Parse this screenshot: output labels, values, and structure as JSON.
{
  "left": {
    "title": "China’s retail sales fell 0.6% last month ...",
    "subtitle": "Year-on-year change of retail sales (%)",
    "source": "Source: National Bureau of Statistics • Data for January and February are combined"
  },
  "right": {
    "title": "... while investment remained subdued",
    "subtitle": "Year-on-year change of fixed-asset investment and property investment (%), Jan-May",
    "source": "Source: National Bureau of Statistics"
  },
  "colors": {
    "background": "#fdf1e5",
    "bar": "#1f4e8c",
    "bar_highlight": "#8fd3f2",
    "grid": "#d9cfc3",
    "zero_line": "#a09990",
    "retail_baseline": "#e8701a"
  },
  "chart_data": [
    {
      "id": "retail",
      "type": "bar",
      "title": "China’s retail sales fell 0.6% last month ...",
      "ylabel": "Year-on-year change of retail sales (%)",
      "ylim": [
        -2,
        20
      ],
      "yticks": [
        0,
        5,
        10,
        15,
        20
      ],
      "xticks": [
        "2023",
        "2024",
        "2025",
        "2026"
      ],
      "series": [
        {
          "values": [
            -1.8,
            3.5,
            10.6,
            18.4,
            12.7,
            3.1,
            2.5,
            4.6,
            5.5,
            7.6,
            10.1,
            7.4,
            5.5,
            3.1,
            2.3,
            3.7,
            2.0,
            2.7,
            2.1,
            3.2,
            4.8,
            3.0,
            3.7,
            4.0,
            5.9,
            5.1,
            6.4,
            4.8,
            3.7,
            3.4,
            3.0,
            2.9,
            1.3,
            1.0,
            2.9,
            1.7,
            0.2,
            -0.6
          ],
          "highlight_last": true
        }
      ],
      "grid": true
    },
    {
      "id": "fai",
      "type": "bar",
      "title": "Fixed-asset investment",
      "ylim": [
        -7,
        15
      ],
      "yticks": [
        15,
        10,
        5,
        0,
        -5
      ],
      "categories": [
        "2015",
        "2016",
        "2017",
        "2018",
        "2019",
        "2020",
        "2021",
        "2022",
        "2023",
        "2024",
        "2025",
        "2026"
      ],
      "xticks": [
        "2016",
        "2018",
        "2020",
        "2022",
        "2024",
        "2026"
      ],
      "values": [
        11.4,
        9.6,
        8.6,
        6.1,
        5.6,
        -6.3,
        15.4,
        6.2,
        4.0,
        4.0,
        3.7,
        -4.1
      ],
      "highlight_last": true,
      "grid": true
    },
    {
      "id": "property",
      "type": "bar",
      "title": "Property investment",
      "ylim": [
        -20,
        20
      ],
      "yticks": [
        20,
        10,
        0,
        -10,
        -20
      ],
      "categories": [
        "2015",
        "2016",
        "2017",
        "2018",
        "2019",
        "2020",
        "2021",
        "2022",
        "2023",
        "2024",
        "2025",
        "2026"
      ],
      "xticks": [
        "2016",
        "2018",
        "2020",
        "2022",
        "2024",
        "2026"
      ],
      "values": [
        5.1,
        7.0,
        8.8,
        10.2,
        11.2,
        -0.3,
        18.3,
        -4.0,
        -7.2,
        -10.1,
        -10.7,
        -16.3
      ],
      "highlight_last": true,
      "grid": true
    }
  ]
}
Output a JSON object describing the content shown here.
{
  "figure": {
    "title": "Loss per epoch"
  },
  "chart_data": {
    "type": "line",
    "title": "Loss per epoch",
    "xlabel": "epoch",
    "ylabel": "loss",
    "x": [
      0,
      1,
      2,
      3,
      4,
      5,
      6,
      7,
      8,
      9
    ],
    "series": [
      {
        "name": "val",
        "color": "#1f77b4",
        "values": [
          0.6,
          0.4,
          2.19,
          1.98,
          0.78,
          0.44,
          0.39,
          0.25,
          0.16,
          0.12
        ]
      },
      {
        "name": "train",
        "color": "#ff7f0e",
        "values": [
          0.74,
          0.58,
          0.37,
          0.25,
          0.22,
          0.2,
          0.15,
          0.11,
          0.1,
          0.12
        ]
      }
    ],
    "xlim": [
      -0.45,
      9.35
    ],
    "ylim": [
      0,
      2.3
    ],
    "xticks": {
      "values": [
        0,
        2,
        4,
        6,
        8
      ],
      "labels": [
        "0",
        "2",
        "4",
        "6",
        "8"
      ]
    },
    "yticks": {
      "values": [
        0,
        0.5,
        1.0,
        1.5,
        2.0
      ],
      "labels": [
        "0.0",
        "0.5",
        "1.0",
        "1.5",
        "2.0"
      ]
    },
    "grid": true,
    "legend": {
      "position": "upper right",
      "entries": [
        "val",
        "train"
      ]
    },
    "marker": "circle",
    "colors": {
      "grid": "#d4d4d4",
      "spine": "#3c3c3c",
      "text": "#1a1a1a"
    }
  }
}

::::

(Aim of the task) Report how many lines include the word "Year". Give nothing but the number.

(Solution to this exercise) 3